**TASK TO CARRY OUT**.
Take the entries from the first line through the line with "row-interval: 3600 (1", substitute "Every" for "Once" wherever it appears, and write out only those lines with nothing else changed.

**MATERIAL FOR THE TASK**.
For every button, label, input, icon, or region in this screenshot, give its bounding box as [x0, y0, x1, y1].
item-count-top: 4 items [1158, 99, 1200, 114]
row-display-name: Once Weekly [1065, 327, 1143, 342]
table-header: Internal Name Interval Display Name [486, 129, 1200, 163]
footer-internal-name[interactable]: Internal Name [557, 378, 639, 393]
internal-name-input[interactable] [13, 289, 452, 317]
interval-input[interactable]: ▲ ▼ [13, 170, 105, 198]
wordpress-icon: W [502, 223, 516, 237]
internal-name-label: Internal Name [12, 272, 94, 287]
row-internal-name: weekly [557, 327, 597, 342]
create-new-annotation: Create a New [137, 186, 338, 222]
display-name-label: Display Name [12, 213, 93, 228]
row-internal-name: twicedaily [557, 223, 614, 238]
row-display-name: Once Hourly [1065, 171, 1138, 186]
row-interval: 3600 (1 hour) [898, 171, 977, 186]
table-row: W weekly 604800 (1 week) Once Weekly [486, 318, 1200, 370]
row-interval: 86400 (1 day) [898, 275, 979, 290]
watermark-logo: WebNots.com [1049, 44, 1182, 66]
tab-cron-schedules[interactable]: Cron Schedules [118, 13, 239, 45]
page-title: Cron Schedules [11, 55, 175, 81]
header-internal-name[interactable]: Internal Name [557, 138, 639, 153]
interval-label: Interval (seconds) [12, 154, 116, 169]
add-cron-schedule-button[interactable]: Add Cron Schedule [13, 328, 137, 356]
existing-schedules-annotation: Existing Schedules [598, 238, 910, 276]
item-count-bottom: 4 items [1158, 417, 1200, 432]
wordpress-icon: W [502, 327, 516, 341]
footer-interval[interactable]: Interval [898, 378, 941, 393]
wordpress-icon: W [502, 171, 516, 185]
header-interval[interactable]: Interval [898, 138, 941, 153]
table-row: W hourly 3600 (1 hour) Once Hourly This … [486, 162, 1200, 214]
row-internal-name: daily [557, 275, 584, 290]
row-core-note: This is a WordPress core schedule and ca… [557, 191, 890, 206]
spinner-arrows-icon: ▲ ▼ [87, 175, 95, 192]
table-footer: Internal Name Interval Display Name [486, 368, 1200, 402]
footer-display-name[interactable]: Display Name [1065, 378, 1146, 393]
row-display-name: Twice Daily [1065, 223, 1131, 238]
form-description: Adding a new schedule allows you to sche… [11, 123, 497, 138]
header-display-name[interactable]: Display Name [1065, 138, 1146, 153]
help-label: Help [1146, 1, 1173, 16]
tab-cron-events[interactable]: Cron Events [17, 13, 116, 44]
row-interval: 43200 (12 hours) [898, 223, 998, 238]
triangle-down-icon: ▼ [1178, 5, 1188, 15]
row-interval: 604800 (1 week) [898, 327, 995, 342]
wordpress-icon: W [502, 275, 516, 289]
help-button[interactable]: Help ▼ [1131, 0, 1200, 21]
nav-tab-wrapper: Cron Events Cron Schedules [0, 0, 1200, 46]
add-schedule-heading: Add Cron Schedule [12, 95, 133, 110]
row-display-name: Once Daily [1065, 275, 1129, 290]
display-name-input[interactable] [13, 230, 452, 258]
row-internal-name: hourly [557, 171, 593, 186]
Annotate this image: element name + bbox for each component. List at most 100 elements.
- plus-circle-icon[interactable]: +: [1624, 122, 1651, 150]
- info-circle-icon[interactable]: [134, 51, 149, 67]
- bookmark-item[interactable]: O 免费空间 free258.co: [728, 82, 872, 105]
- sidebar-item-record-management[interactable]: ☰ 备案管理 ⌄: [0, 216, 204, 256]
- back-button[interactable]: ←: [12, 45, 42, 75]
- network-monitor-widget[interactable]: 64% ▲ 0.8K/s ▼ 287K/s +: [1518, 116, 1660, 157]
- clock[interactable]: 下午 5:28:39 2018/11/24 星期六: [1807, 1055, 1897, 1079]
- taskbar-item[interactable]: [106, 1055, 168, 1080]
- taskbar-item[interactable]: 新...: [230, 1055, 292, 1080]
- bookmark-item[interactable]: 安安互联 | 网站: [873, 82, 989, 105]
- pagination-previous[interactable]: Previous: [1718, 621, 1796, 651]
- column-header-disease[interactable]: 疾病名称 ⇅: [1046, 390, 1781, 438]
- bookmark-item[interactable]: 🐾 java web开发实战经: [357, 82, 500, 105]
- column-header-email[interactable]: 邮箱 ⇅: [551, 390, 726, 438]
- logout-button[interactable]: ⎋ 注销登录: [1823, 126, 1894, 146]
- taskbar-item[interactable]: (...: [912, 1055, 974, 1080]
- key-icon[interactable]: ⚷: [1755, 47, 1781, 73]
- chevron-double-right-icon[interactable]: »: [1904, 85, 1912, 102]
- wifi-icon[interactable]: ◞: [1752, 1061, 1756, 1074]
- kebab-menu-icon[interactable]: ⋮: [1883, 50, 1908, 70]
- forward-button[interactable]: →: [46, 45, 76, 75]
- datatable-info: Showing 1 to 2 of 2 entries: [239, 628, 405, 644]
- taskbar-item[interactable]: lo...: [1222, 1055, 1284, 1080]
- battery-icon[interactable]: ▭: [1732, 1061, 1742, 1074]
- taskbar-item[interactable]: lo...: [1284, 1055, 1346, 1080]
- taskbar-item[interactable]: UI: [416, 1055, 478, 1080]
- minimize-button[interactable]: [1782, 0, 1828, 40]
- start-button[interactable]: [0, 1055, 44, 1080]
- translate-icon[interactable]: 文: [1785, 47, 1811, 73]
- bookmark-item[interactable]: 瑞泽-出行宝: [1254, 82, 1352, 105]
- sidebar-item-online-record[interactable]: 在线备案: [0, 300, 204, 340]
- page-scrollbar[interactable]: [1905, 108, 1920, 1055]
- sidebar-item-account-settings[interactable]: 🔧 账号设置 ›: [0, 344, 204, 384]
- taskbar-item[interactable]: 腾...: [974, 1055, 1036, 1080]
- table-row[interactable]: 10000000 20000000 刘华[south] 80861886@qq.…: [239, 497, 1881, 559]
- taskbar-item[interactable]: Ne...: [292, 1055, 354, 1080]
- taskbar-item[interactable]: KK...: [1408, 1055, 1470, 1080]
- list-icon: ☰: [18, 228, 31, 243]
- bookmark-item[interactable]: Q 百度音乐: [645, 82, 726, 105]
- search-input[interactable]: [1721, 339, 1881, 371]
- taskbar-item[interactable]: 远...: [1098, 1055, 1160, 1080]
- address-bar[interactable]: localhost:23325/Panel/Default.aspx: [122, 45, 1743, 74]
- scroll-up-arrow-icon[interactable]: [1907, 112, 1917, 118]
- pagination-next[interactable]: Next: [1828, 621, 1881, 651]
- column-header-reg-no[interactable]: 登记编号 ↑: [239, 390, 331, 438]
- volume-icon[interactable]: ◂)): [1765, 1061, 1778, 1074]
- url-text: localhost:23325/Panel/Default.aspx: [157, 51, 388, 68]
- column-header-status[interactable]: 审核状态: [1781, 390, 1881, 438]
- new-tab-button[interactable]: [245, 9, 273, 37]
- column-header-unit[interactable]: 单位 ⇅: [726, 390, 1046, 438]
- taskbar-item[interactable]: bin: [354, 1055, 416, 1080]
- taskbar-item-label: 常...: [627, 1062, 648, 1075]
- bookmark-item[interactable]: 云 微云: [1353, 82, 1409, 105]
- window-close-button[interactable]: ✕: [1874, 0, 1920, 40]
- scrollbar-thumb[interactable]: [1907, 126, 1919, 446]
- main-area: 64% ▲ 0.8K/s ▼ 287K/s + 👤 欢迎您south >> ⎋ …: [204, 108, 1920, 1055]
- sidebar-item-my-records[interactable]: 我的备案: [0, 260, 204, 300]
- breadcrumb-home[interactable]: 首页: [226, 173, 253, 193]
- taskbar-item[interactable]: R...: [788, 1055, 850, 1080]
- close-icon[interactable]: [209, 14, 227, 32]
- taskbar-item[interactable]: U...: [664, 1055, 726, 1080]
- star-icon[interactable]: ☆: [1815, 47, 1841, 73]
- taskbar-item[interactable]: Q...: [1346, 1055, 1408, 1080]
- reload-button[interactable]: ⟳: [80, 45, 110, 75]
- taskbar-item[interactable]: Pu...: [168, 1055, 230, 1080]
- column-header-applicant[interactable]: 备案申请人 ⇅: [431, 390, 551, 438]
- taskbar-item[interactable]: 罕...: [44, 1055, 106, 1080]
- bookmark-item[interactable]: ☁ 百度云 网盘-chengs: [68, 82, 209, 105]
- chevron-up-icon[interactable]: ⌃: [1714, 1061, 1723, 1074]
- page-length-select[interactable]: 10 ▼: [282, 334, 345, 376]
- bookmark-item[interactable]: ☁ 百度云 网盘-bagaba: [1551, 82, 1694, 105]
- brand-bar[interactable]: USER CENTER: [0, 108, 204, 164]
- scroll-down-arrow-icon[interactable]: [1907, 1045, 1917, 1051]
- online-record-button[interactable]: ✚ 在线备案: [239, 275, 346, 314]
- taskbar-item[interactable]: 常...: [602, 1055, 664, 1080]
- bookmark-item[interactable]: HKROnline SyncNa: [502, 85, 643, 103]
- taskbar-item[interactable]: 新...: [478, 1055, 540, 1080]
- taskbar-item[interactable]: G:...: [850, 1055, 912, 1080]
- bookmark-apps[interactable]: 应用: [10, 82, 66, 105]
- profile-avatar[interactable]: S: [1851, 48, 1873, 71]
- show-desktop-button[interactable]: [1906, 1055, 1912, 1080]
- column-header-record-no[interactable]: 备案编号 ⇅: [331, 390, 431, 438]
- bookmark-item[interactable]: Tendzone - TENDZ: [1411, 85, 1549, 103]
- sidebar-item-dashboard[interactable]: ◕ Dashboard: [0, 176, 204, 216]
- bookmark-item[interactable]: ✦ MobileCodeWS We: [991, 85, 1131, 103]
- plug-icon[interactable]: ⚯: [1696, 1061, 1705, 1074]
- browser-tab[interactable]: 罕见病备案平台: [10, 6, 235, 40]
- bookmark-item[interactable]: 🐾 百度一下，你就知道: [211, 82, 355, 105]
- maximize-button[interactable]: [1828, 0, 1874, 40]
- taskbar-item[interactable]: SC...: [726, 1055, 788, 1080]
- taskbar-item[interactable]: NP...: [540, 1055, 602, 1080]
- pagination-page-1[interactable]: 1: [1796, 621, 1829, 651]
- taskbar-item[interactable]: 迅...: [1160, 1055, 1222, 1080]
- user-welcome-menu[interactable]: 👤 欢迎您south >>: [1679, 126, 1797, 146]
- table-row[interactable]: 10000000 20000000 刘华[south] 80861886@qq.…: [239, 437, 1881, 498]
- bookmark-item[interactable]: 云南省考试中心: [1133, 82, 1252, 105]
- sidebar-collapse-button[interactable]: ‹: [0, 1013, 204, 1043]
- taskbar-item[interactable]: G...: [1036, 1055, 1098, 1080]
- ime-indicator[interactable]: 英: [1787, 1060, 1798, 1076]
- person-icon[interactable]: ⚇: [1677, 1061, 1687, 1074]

**FULL ANSWER**.
For every button, label, input, icon, or region in this screenshot, give its bounding box as [x0, y0, x1, y1].
item-count-top: 4 items [1158, 99, 1200, 114]
row-display-name: Every Weekly [1065, 327, 1143, 342]
table-header: Internal Name Interval Display Name [486, 129, 1200, 163]
footer-internal-name[interactable]: Internal Name [557, 378, 639, 393]
internal-name-input[interactable] [13, 289, 452, 317]
interval-input[interactable]: ▲ ▼ [13, 170, 105, 198]
wordpress-icon: W [502, 223, 516, 237]
internal-name-label: Internal Name [12, 272, 94, 287]
row-internal-name: weekly [557, 327, 597, 342]
create-new-annotation: Create a New [137, 186, 338, 222]
display-name-label: Display Name [12, 213, 93, 228]
row-internal-name: twicedaily [557, 223, 614, 238]
row-display-name: Every Hourly [1065, 171, 1138, 186]
row-interval: 3600 (1 hour) [898, 171, 977, 186]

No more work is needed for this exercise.